- _Set problem_
Copy out every record below with complete accuracy.

- _Stored entries_
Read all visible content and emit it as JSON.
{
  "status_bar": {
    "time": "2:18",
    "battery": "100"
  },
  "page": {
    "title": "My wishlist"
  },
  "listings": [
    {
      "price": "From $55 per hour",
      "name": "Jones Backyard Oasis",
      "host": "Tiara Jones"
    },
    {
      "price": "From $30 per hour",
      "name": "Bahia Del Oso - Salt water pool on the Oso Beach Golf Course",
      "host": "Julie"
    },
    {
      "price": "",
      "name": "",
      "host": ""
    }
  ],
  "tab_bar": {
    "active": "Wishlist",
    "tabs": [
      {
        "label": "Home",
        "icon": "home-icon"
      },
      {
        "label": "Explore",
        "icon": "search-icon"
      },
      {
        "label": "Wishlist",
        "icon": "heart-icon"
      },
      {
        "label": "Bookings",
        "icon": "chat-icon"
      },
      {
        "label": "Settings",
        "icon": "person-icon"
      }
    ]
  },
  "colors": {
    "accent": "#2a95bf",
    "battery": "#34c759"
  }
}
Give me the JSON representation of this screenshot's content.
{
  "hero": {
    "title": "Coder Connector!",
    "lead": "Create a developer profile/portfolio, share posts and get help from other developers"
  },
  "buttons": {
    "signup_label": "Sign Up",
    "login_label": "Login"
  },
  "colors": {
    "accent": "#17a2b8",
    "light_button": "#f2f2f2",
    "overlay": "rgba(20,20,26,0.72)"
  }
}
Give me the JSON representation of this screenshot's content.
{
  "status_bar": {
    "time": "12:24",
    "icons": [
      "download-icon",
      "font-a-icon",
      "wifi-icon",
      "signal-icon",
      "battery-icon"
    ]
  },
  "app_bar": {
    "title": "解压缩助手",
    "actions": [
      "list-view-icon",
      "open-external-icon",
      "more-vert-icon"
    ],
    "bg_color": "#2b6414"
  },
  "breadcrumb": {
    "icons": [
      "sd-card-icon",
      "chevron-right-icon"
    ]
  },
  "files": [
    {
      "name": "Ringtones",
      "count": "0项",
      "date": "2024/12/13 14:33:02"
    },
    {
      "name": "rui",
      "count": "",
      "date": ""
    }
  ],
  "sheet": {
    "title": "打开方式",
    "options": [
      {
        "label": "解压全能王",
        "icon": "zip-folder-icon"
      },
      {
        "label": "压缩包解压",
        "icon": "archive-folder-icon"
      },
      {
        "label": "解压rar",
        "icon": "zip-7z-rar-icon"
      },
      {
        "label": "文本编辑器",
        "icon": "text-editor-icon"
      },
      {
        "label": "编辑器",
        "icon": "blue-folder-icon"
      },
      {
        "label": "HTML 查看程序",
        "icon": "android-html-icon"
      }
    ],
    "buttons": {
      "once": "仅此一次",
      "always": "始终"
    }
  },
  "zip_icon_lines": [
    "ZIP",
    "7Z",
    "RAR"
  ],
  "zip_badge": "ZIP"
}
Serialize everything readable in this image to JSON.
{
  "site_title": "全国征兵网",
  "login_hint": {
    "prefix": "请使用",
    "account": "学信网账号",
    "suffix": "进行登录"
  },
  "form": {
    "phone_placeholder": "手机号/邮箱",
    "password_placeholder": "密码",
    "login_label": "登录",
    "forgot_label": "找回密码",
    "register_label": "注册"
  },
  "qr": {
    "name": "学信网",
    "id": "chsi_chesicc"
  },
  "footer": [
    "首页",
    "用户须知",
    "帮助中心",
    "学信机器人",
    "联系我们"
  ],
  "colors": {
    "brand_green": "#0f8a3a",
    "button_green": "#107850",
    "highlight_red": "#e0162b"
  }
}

- _Output of the exercise_
Read all visible content and emit it as JSON.
{
  "status_bar": {
    "time": "2:18",
    "battery": "100"
  },
  "page": {
    "title": "My wishlist"
  },
  "listings": [
    {
      "price": "From $55 per hour",
      "name": "Jones Backyard Oasis",
      "host": "Tiara Jones"
    },
    {
      "price": "From $30 per hour",
      "name": "Bahia Del Oso - Salt water pool on the Oso Beach Golf Course",
      "host": "Julie"
    },
    {
      "price": "",
      "name": "",
      "host": ""
    }
  ],
  "tab_bar": {
    "active": "Wishlist",
    "tabs": [
      {
        "label": "Home",
        "icon": "home-icon"
      },
      {
        "label": "Explore",
        "icon": "search-icon"
      },
      {
        "label": "Wishlist",
        "icon": "heart-icon"
      },
      {
        "label": "Bookings",
        "icon": "chat-icon"
      },
      {
        "label": "Settings",
        "icon": "person-icon"
      }
    ]
  },
  "colors": {
    "accent": "#2a95bf",
    "battery": "#34c759"
  }
}
Give me the JSON representation of this screenshot's content.
{
  "hero": {
    "title": "Coder Connector!",
    "lead": "Create a developer profile/portfolio, share posts and get help from other developers"
  },
  "buttons": {
    "signup_label": "Sign Up",
    "login_label": "Login"
  },
  "colors": {
    "accent": "#17a2b8",
    "light_button": "#f2f2f2",
    "overlay": "rgba(20,20,26,0.72)"
  }
}
Give me the JSON representation of this screenshot's content.
{
  "status_bar": {
    "time": "12:24",
    "icons": [
      "download-icon",
      "font-a-icon",
      "wifi-icon",
      "signal-icon",
      "battery-icon"
    ]
  },
  "app_bar": {
    "title": "解压缩助手",
    "actions": [
      "list-view-icon",
      "open-external-icon",
      "more-vert-icon"
    ],
    "bg_color": "#2b6414"
  },
  "breadcrumb": {
    "icons": [
      "sd-card-icon",
      "chevron-right-icon"
    ]
  },
  "files": [
    {
      "name": "Ringtones",
      "count": "0项",
      "date": "2024/12/13 14:33:02"
    },
    {
      "name": "rui",
      "count": "",
      "date": ""
    }
  ],
  "sheet": {
    "title": "打开方式",
    "options": [
      {
        "label": "解压全能王",
        "icon": "zip-folder-icon"
      },
      {
        "label": "压缩包解压",
        "icon": "archive-folder-icon"
      },
      {
        "label": "解压rar",
        "icon": "zip-7z-rar-icon"
      },
      {
        "label": "文本编辑器",
        "icon": "text-editor-icon"
      },
      {
        "label": "编辑器",
        "icon": "blue-folder-icon"
      },
      {
        "label": "HTML 查看程序",
        "icon": "android-html-icon"
      }
    ],
    "buttons": {
      "once": "仅此一次",
      "always": "始终"
    }
  },
  "zip_icon_lines": [
    "ZIP",
    "7Z",
    "RAR"
  ],
  "zip_badge": "ZIP"
}
Serialize everything readable in this image to JSON.
{
  "site_title": "全国征兵网",
  "login_hint": {
    "prefix": "请使用",
    "account": "学信网账号",
    "suffix": "进行登录"
  },
  "form": {
    "phone_placeholder": "手机号/邮箱",
    "password_placeholder": "密码",
    "login_label": "登录",
    "forgot_label": "找回密码",
    "register_label": "注册"
  },
  "qr": {
    "name": "学信网",
    "id": "chsi_chesicc"
  },
  "footer": [
    "首页",
    "用户须知",
    "帮助中心",
    "学信机器人",
    "联系我们"
  ],
  "colors": {
    "brand_green": "#0f8a3a",
    "button_green": "#107850",
    "highlight_red": "#e0162b"
  }
}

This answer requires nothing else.